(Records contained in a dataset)
:::::

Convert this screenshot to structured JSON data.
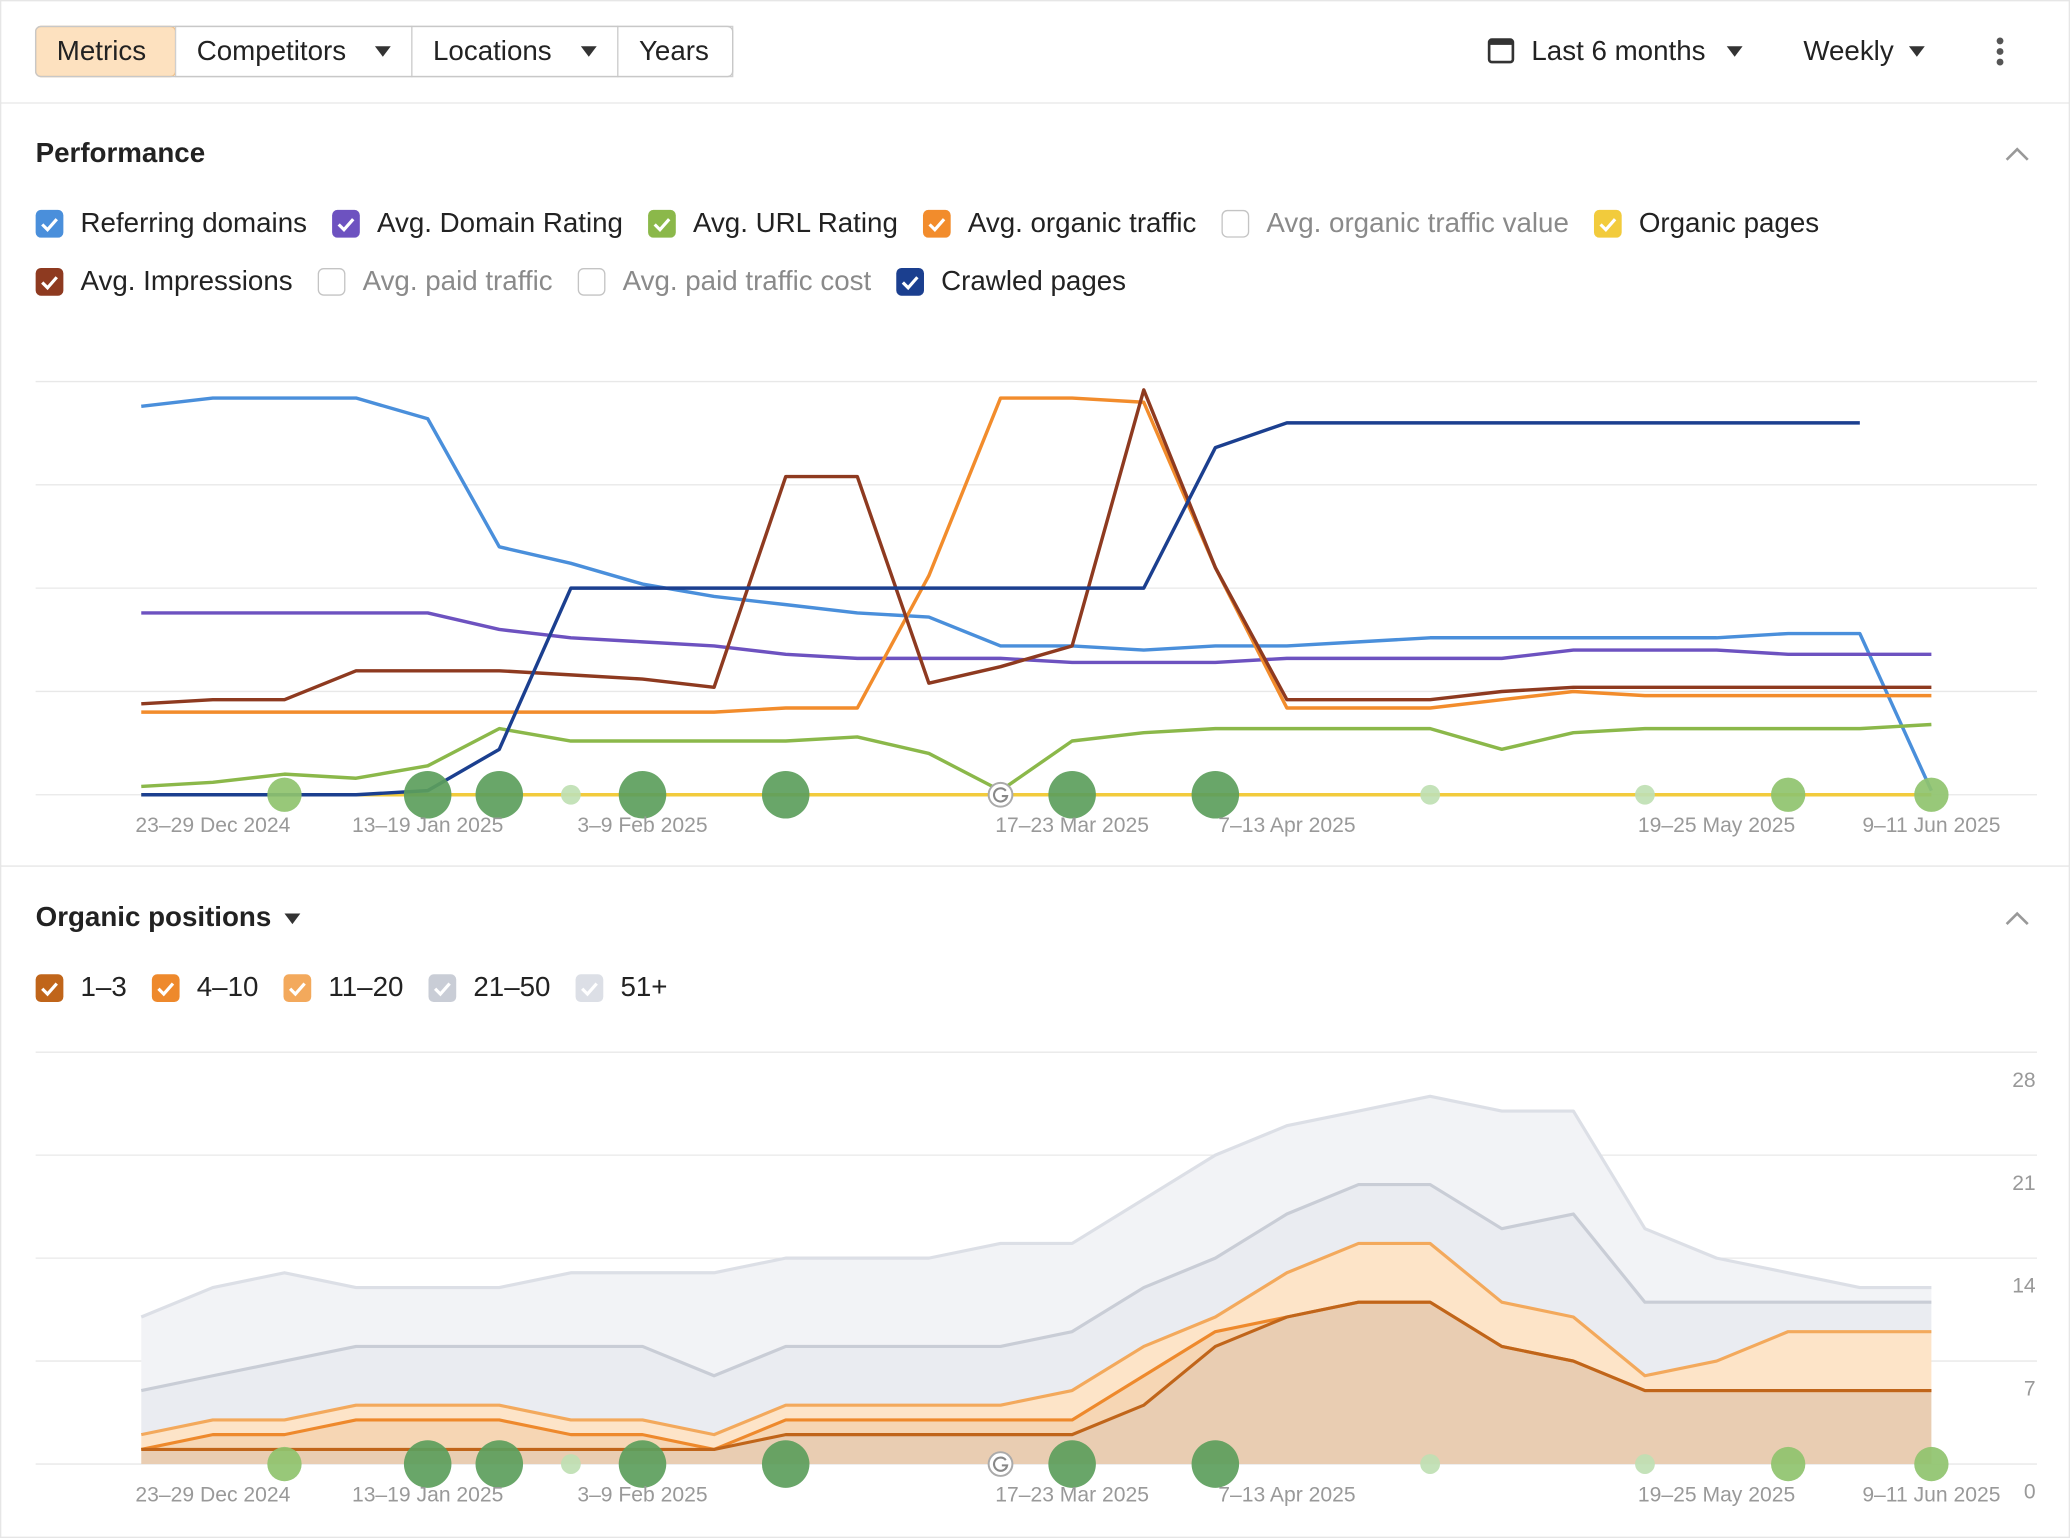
{
  "toolbar": {
    "tabs": [
      "Metrics",
      "Competitors",
      "Locations",
      "Years"
    ],
    "active_tab": 0,
    "dropdown_tabs": [
      1,
      2
    ],
    "period": "Last 6 months",
    "interval": "Weekly"
  },
  "events": [
    {
      "index": 2,
      "kind": "medium"
    },
    {
      "index": 4,
      "kind": "large"
    },
    {
      "index": 5,
      "kind": "large"
    },
    {
      "index": 6,
      "kind": "small"
    },
    {
      "index": 7,
      "kind": "large"
    },
    {
      "index": 9,
      "kind": "large"
    },
    {
      "index": 12,
      "kind": "google"
    },
    {
      "index": 13,
      "kind": "large"
    },
    {
      "index": 15,
      "kind": "large"
    },
    {
      "index": 18,
      "kind": "small"
    },
    {
      "index": 21,
      "kind": "small"
    },
    {
      "index": 23,
      "kind": "medium"
    },
    {
      "index": 25,
      "kind": "medium"
    }
  ],
  "chart_data": [
    {
      "type": "line",
      "title": "Performance",
      "grid": true,
      "categories": [
        null,
        "23–29 Dec 2024",
        null,
        null,
        "13–19 Jan 2025",
        null,
        null,
        "3–9 Feb 2025",
        null,
        null,
        null,
        null,
        null,
        "17–23 Mar 2025",
        null,
        null,
        "7–13 Apr 2025",
        null,
        null,
        null,
        null,
        null,
        "19–25 May 2025",
        null,
        null,
        "9–11 Jun 2025"
      ],
      "ylim": [
        0,
        100
      ],
      "series": [
        {
          "name": "Referring domains",
          "color": "#4a8fdb",
          "visible": true,
          "values": [
            94,
            96,
            96,
            96,
            91,
            60,
            56,
            51,
            48,
            46,
            44,
            43,
            36,
            36,
            35,
            36,
            36,
            37,
            38,
            38,
            38,
            38,
            38,
            39,
            39,
            1
          ]
        },
        {
          "name": "Avg. Domain Rating",
          "color": "#6d52c0",
          "visible": true,
          "values": [
            44,
            44,
            44,
            44,
            44,
            40,
            38,
            37,
            36,
            34,
            33,
            33,
            33,
            32,
            32,
            32,
            33,
            33,
            33,
            33,
            35,
            35,
            35,
            34,
            34,
            34
          ]
        },
        {
          "name": "Avg. URL Rating",
          "color": "#8bb84a",
          "visible": true,
          "values": [
            2,
            3,
            5,
            4,
            7,
            16,
            13,
            13,
            13,
            13,
            14,
            10,
            1,
            13,
            15,
            16,
            16,
            16,
            16,
            11,
            15,
            16,
            16,
            16,
            16,
            17
          ]
        },
        {
          "name": "Avg. organic traffic",
          "color": "#f28c2c",
          "visible": true,
          "values": [
            20,
            20,
            20,
            20,
            20,
            20,
            20,
            20,
            20,
            21,
            21,
            53,
            96,
            96,
            95,
            55,
            21,
            21,
            21,
            23,
            25,
            24,
            24,
            24,
            24,
            24
          ]
        },
        {
          "name": "Avg. organic traffic value",
          "color": "#bbbbbb",
          "visible": false,
          "values": null
        },
        {
          "name": "Organic pages",
          "color": "#f2cb3c",
          "visible": true,
          "values": [
            0,
            0,
            0,
            0,
            0,
            0,
            0,
            0,
            0,
            0,
            0,
            0,
            0,
            0,
            0,
            0,
            0,
            0,
            0,
            0,
            0,
            0,
            0,
            0,
            0,
            0
          ]
        },
        {
          "name": "Avg. Impressions",
          "color": "#8e3a20",
          "visible": true,
          "values": [
            22,
            23,
            23,
            30,
            30,
            30,
            29,
            28,
            26,
            77,
            77,
            27,
            31,
            36,
            98,
            55,
            23,
            23,
            23,
            25,
            26,
            26,
            26,
            26,
            26,
            26
          ]
        },
        {
          "name": "Avg. paid traffic",
          "color": "#bbbbbb",
          "visible": false,
          "values": null
        },
        {
          "name": "Avg. paid traffic cost",
          "color": "#bbbbbb",
          "visible": false,
          "values": null
        },
        {
          "name": "Crawled pages",
          "color": "#1b3f8f",
          "visible": true,
          "values": [
            0,
            0,
            0,
            0,
            1,
            11,
            50,
            50,
            50,
            50,
            50,
            50,
            50,
            50,
            50,
            84,
            90,
            90,
            90,
            90,
            90,
            90,
            90,
            90,
            90,
            null
          ]
        }
      ]
    },
    {
      "type": "stacked-area",
      "title": "Organic positions",
      "grid": true,
      "categories": [
        null,
        "23–29 Dec 2024",
        null,
        null,
        "13–19 Jan 2025",
        null,
        null,
        "3–9 Feb 2025",
        null,
        null,
        null,
        null,
        null,
        "17–23 Mar 2025",
        null,
        null,
        "7–13 Apr 2025",
        null,
        null,
        null,
        null,
        null,
        "19–25 May 2025",
        null,
        null,
        "9–11 Jun 2025"
      ],
      "ylim": [
        0,
        28
      ],
      "yticks": [
        0,
        7,
        14,
        21,
        28
      ],
      "y_axis_side": "right",
      "series": [
        {
          "name": "1–3",
          "color": "#c0651a",
          "fill": "#e9cdb2",
          "visible": true,
          "values": [
            1,
            1,
            1,
            1,
            1,
            1,
            1,
            1,
            1,
            2,
            2,
            2,
            2,
            2,
            4,
            8,
            10,
            11,
            11,
            8,
            7,
            5,
            5,
            5,
            5,
            5
          ]
        },
        {
          "name": "4–10",
          "color": "#ee892c",
          "fill": "#f6d6b4",
          "visible": true,
          "values": [
            0,
            1,
            1,
            2,
            2,
            2,
            1,
            1,
            0,
            1,
            1,
            1,
            1,
            1,
            2,
            1,
            0,
            0,
            0,
            0,
            0,
            0,
            0,
            0,
            0,
            0
          ]
        },
        {
          "name": "11–20",
          "color": "#f3a95c",
          "fill": "#fde4c8",
          "visible": true,
          "values": [
            1,
            1,
            1,
            1,
            1,
            1,
            1,
            1,
            1,
            1,
            1,
            1,
            1,
            2,
            2,
            1,
            3,
            4,
            4,
            3,
            3,
            1,
            2,
            4,
            4,
            4
          ]
        },
        {
          "name": "21–50",
          "color": "#c9cdd6",
          "fill": "#eaecf1",
          "visible": true,
          "values": [
            3,
            3,
            4,
            4,
            4,
            4,
            5,
            5,
            4,
            4,
            4,
            4,
            4,
            4,
            4,
            4,
            4,
            4,
            4,
            5,
            7,
            5,
            4,
            2,
            2,
            2
          ]
        },
        {
          "name": "51+",
          "color": "#dcdfe6",
          "fill": "#f2f3f6",
          "visible": true,
          "values": [
            5,
            6,
            6,
            4,
            4,
            4,
            5,
            5,
            7,
            6,
            6,
            6,
            7,
            6,
            6,
            7,
            6,
            5,
            6,
            8,
            7,
            5,
            3,
            2,
            1,
            1
          ]
        }
      ]
    }
  ]
}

:::::

- _Your task_
Every line containing the string "pages" must be listed.

- _Answer for this exercise_
          "name": "Organic pages",
          "name": "Crawled pages",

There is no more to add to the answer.